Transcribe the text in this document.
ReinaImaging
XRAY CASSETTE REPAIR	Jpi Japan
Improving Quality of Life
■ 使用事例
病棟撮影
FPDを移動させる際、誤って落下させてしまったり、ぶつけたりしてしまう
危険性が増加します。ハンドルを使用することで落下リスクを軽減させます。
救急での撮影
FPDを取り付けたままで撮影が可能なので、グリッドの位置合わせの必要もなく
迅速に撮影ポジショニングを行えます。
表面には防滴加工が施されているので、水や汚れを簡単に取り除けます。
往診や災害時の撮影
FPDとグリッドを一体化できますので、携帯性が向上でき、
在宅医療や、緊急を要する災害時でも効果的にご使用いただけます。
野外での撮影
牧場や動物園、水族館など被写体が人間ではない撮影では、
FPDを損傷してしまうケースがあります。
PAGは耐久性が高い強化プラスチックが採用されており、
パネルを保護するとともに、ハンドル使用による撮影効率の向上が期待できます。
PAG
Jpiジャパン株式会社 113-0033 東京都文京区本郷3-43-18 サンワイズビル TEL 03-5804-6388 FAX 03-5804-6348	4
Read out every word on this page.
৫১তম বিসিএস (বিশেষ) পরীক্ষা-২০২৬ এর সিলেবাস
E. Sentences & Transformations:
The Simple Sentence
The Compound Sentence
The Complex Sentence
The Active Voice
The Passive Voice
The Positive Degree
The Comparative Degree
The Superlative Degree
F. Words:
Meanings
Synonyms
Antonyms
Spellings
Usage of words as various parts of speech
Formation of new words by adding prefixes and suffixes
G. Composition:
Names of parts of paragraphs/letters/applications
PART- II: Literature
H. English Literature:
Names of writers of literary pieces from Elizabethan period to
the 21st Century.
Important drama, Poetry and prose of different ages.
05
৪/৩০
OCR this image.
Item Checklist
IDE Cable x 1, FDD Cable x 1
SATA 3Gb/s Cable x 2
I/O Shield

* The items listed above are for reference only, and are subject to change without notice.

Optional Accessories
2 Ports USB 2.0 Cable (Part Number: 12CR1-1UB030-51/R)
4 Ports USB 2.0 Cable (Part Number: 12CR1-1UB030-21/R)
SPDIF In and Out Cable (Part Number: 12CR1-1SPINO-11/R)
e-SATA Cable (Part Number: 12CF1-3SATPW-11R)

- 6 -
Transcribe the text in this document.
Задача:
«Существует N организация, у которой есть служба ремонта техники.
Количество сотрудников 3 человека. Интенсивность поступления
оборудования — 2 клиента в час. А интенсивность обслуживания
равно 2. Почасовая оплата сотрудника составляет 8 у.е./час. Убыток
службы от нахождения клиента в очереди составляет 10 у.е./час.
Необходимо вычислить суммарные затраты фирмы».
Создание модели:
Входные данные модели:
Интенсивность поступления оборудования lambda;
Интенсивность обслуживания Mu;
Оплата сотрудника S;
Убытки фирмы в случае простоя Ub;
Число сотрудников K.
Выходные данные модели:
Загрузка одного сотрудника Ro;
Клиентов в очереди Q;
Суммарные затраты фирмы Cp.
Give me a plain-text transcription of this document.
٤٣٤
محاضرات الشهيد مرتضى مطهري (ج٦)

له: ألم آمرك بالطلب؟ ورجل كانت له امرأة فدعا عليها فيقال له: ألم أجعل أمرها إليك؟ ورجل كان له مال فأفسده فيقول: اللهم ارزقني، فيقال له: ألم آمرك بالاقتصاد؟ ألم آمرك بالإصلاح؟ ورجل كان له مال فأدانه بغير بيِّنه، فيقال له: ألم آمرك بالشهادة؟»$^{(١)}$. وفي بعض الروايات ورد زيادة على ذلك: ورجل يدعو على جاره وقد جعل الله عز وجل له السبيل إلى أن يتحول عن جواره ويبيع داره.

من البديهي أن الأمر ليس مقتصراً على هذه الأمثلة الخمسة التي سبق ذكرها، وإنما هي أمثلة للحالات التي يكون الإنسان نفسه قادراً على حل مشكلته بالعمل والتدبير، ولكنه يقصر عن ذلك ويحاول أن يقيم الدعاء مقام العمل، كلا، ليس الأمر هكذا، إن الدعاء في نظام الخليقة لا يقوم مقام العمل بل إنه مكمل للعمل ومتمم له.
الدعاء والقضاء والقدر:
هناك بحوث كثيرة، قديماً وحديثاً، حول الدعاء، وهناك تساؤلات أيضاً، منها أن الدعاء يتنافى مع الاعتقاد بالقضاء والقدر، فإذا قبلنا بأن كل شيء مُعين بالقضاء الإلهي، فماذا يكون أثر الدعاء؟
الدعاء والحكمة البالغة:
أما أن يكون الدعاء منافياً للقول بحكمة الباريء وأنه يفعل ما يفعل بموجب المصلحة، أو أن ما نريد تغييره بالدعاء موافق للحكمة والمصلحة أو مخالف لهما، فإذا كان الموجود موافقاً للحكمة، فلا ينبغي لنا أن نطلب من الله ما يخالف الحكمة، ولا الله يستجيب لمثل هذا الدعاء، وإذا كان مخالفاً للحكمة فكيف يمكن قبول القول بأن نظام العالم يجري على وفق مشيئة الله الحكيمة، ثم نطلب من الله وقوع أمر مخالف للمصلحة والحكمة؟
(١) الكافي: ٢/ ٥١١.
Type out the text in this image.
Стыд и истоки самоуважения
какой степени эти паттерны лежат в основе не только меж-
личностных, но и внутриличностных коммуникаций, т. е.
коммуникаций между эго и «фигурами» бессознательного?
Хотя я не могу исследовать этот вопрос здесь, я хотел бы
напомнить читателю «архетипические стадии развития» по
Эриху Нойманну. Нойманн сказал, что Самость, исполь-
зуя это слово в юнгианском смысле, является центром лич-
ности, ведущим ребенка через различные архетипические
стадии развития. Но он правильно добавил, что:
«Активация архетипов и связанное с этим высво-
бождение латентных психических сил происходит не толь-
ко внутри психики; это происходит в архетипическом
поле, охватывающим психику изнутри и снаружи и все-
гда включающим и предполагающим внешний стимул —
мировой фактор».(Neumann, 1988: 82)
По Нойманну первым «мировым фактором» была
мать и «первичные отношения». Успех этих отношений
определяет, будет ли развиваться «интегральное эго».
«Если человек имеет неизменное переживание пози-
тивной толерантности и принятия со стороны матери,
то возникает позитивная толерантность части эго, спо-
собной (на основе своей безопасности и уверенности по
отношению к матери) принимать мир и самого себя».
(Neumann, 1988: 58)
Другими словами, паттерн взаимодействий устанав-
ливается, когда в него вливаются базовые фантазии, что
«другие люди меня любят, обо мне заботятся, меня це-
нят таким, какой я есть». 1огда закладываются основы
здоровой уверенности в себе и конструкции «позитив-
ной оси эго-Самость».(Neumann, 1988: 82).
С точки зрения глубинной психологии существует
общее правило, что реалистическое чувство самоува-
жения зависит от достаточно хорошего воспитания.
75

AIM OF THE EXERCISE: Check each line above for the word "text" and copy the ones that have it.

EXERCISE ANSWER:
Transcribe the text in this document.
Transcribe the text in this document.
Give me a plain-text transcription of this document.
Type out the text in this image.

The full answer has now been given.